-- Start Extracted records --
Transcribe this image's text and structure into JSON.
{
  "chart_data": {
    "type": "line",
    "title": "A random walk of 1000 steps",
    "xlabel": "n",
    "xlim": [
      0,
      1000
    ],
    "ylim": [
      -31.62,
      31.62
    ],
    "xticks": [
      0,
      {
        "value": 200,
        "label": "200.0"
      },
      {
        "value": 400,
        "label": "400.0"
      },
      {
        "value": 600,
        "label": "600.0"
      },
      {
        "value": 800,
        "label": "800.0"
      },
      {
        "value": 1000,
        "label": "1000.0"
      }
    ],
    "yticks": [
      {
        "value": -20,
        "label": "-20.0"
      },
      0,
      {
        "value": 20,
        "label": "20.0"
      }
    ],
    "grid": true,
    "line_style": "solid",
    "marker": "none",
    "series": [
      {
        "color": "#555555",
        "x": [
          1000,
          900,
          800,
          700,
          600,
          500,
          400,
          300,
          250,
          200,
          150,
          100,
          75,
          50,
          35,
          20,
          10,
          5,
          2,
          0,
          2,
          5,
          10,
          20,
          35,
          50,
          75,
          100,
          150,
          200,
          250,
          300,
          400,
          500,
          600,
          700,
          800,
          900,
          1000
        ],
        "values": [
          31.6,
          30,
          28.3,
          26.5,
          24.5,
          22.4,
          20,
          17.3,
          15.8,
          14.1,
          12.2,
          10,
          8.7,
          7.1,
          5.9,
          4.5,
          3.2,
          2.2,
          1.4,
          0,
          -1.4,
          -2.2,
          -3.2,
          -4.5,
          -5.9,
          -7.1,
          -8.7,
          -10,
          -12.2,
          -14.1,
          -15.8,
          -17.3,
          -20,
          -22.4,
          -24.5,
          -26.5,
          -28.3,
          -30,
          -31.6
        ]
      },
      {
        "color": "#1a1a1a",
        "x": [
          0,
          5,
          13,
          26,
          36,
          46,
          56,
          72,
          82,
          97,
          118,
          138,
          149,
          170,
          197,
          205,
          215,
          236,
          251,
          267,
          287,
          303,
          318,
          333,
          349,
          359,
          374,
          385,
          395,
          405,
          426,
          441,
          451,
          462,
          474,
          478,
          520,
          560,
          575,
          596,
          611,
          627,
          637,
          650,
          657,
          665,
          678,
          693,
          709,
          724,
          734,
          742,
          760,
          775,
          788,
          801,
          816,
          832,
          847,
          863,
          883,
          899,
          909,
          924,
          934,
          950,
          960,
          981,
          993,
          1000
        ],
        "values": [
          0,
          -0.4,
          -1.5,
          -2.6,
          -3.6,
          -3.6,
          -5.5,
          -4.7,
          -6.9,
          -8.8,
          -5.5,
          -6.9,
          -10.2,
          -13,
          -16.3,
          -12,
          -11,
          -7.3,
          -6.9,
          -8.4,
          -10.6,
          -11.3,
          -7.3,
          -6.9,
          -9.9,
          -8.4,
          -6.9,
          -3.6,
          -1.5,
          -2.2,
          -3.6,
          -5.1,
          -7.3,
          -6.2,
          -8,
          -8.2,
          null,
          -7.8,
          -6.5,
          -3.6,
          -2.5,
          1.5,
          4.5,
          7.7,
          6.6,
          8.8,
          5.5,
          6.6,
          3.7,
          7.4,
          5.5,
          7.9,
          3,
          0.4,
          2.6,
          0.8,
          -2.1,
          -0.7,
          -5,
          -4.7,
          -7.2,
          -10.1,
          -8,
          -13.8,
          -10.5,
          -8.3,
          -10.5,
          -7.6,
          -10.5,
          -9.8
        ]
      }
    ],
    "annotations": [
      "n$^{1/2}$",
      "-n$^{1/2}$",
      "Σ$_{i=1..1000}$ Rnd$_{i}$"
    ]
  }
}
-- End Extracted records --
Reproduce the complete set of lines precisely as supplied.

Transcribe this image's text and structure into JSON.
{
  "chart_data": {
    "type": "line",
    "title": "A random walk of 1000 steps",
    "xlabel": "n",
    "xlim": [
      0,
      1000
    ],
    "ylim": [
      -31.62,
      31.62
    ],
    "xticks": [
      0,
      {
        "value": 200,
        "label": "200.0"
      },
      {
        "value": 400,
        "label": "400.0"
      },
      {
        "value": 600,
        "label": "600.0"
      },
      {
        "value": 800,
        "label": "800.0"
      },
      {
        "value": 1000,
        "label": "1000.0"
      }
    ],
    "yticks": [
      {
        "value": -20,
        "label": "-20.0"
      },
      0,
      {
        "value": 20,
        "label": "20.0"
      }
    ],
    "grid": true,
    "line_style": "solid",
    "marker": "none",
    "series": [
      {
        "color": "#555555",
        "x": [
          1000,
          900,
          800,
          700,
          600,
          500,
          400,
          300,
          250,
          200,
          150,
          100,
          75,
          50,
          35,
          20,
          10,
          5,
          2,
          0,
          2,
          5,
          10,
          20,
          35,
          50,
          75,
          100,
          150,
          200,
          250,
          300,
          400,
          500,
          600,
          700,
          800,
          900,
          1000
        ],
        "values": [
          31.6,
          30,
          28.3,
          26.5,
          24.5,
          22.4,
          20,
          17.3,
          15.8,
          14.1,
          12.2,
          10,
          8.7,
          7.1,
          5.9,
          4.5,
          3.2,
          2.2,
          1.4,
          0,
          -1.4,
          -2.2,
          -3.2,
          -4.5,
          -5.9,
          -7.1,
          -8.7,
          -10,
          -12.2,
          -14.1,
          -15.8,
          -17.3,
          -20,
          -22.4,
          -24.5,
          -26.5,
          -28.3,
          -30,
          -31.6
        ]
      },
      {
        "color": "#1a1a1a",
        "x": [
          0,
          5,
          13,
          26,
          36,
          46,
          56,
          72,
          82,
          97,
          118,
          138,
          149,
          170,
          197,
          205,
          215,
          236,
          251,
          267,
          287,
          303,
          318,
          333,
          349,
          359,
          374,
          385,
          395,
          405,
          426,
          441,
          451,
          462,
          474,
          478,
          520,
          560,
          575,
          596,
          611,
          627,
          637,
          650,
          657,
          665,
          678,
          693,
          709,
          724,
          734,
          742,
          760,
          775,
          788,
          801,
          816,
          832,
          847,
          863,
          883,
          899,
          909,
          924,
          934,
          950,
          960,
          981,
          993,
          1000
        ],
        "values": [
          0,
          -0.4,
          -1.5,
          -2.6,
          -3.6,
          -3.6,
          -5.5,
          -4.7,
          -6.9,
          -8.8,
          -5.5,
          -6.9,
          -10.2,
          -13,
          -16.3,
          -12,
          -11,
          -7.3,
          -6.9,
          -8.4,
          -10.6,
          -11.3,
          -7.3,
          -6.9,
          -9.9,
          -8.4,
          -6.9,
          -3.6,
          -1.5,
          -2.2,
          -3.6,
          -5.1,
          -7.3,
          -6.2,
          -8,
          -8.2,
          null,
          -7.8,
          -6.5,
          -3.6,
          -2.5,
          1.5,
          4.5,
          7.7,
          6.6,
          8.8,
          5.5,
          6.6,
          3.7,
          7.4,
          5.5,
          7.9,
          3,
          0.4,
          2.6,
          0.8,
          -2.1,
          -0.7,
          -5,
          -4.7,
          -7.2,
          -10.1,
          -8,
          -13.8,
          -10.5,
          -8.3,
          -10.5,
          -7.6,
          -10.5,
          -9.8
        ]
      }
    ],
    "annotations": [
      "n$^{1/2}$",
      "-n$^{1/2}$",
      "Σ$_{i=1..1000}$ Rnd$_{i}$"
    ]
  }
}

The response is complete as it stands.